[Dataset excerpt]
-- start --

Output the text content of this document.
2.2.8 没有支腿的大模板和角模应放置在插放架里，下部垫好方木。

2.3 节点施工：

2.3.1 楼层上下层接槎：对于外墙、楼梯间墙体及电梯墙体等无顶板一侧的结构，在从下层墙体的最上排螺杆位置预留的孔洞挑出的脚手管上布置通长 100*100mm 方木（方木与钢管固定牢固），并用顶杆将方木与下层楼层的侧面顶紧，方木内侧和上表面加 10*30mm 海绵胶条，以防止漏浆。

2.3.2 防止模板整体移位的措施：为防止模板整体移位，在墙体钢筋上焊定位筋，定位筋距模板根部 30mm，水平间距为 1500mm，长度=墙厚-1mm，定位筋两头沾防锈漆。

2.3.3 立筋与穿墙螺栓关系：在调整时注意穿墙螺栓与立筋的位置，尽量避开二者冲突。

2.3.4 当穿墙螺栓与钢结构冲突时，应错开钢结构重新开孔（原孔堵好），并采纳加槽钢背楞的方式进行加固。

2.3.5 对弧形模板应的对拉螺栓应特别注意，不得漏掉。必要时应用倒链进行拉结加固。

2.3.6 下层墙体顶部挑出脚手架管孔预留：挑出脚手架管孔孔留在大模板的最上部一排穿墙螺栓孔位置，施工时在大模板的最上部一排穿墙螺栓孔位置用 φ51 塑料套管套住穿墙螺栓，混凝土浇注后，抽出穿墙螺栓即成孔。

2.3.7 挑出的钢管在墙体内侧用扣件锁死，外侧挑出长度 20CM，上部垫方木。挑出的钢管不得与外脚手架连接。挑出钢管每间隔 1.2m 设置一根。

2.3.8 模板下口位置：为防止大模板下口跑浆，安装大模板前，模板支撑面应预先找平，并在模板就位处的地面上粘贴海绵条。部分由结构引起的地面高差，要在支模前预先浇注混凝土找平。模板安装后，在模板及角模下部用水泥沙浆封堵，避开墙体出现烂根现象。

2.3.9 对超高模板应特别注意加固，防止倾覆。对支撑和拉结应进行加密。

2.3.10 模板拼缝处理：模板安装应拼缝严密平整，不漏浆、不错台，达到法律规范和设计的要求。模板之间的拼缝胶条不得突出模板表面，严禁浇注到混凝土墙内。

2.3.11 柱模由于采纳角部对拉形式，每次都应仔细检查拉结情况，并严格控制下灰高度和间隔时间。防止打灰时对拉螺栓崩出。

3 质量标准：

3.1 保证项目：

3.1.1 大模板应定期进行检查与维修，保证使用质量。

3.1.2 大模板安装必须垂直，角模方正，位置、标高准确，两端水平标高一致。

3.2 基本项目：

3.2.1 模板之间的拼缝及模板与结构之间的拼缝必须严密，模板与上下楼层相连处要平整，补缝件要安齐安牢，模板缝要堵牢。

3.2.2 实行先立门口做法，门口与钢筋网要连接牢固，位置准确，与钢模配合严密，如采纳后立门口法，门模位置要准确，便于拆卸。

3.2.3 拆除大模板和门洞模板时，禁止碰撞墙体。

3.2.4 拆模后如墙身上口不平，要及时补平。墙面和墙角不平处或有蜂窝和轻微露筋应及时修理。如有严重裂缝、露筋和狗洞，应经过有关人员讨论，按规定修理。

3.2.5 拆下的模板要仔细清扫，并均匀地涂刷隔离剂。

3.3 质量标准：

-- end --
-- start --

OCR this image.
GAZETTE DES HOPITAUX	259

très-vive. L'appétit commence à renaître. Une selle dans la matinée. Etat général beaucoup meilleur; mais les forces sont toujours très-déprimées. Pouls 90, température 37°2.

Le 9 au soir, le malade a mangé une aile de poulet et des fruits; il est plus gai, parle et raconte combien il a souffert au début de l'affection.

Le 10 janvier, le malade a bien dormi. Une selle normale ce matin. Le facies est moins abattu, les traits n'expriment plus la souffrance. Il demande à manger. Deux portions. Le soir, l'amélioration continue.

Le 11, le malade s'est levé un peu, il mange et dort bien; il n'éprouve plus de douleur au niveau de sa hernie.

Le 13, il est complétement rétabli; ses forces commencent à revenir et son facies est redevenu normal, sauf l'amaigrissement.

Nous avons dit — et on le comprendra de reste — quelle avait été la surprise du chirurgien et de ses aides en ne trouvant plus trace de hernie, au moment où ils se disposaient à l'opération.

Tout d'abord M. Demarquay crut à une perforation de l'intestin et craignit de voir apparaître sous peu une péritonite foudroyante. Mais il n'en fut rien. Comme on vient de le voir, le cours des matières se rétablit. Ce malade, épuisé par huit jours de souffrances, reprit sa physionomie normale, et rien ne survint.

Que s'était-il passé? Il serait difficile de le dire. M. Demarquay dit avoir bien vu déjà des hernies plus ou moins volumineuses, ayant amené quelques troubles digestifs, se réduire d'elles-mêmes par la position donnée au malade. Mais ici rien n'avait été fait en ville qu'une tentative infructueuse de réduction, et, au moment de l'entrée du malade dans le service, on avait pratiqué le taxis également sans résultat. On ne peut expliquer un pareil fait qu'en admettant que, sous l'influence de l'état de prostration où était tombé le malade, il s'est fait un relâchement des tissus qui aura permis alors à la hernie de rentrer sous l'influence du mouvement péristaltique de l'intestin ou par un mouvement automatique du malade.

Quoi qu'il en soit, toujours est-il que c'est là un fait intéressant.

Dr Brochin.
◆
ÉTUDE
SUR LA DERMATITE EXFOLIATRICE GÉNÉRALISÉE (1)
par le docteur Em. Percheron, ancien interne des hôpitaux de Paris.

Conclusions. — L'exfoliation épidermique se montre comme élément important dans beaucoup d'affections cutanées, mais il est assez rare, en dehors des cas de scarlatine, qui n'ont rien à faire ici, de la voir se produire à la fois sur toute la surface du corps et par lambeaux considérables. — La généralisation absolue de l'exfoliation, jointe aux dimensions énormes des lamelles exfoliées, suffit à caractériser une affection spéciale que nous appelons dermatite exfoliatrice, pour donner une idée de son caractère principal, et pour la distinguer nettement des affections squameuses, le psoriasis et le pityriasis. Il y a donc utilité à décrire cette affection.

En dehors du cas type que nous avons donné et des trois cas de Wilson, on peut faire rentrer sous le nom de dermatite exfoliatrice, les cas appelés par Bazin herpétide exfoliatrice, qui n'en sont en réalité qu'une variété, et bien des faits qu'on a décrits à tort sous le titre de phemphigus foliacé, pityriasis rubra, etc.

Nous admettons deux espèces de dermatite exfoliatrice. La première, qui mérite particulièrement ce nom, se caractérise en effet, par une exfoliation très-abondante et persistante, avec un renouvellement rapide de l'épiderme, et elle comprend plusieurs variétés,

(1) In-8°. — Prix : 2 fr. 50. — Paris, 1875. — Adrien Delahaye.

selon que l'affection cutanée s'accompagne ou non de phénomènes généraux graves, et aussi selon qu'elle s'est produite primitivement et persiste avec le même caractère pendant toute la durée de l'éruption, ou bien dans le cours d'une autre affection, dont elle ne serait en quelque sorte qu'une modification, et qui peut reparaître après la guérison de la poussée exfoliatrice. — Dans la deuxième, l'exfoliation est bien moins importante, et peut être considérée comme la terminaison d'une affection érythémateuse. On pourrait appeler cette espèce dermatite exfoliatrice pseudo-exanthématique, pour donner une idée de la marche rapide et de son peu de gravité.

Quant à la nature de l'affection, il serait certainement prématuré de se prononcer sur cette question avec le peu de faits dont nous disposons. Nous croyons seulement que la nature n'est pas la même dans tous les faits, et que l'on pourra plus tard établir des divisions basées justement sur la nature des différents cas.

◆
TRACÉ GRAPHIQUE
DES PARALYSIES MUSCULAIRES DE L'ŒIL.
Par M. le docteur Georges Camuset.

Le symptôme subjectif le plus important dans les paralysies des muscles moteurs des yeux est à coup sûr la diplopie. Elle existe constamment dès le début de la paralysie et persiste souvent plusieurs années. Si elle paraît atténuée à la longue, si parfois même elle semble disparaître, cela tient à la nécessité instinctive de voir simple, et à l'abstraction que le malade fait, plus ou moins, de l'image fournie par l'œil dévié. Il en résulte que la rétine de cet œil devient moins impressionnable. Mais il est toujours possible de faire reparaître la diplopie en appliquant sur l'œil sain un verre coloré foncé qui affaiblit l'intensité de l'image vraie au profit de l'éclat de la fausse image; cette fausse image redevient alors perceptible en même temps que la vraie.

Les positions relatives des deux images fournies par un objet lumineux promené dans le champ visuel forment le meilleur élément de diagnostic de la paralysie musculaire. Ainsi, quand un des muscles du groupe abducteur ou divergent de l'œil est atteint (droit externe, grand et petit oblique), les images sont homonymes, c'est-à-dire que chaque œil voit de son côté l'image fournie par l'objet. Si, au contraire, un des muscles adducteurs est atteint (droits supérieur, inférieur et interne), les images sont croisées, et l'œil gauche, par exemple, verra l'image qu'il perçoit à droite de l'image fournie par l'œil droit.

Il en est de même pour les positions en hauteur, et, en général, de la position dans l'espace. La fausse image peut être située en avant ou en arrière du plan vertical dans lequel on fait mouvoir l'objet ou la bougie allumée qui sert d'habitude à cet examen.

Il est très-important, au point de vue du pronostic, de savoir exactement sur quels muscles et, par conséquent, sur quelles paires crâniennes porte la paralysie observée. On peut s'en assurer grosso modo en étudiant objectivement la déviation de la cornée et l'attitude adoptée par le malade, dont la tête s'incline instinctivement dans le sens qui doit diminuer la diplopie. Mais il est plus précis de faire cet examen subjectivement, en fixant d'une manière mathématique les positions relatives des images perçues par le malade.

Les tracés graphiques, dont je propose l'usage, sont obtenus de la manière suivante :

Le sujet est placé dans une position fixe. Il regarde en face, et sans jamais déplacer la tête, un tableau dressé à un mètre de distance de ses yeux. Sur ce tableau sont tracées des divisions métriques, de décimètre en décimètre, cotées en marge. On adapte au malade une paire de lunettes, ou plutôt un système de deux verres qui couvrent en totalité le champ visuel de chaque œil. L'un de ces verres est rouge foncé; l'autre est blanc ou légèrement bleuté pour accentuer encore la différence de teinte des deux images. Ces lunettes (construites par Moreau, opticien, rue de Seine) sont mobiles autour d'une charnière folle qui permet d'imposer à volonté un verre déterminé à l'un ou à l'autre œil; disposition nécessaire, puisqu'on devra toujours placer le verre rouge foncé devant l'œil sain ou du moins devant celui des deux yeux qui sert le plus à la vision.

-- end --

◆ **REQUEST**
Report how many lines in the data include the word "rapide", and give nothing but the count.

◆ **FULL OUTPUT**
2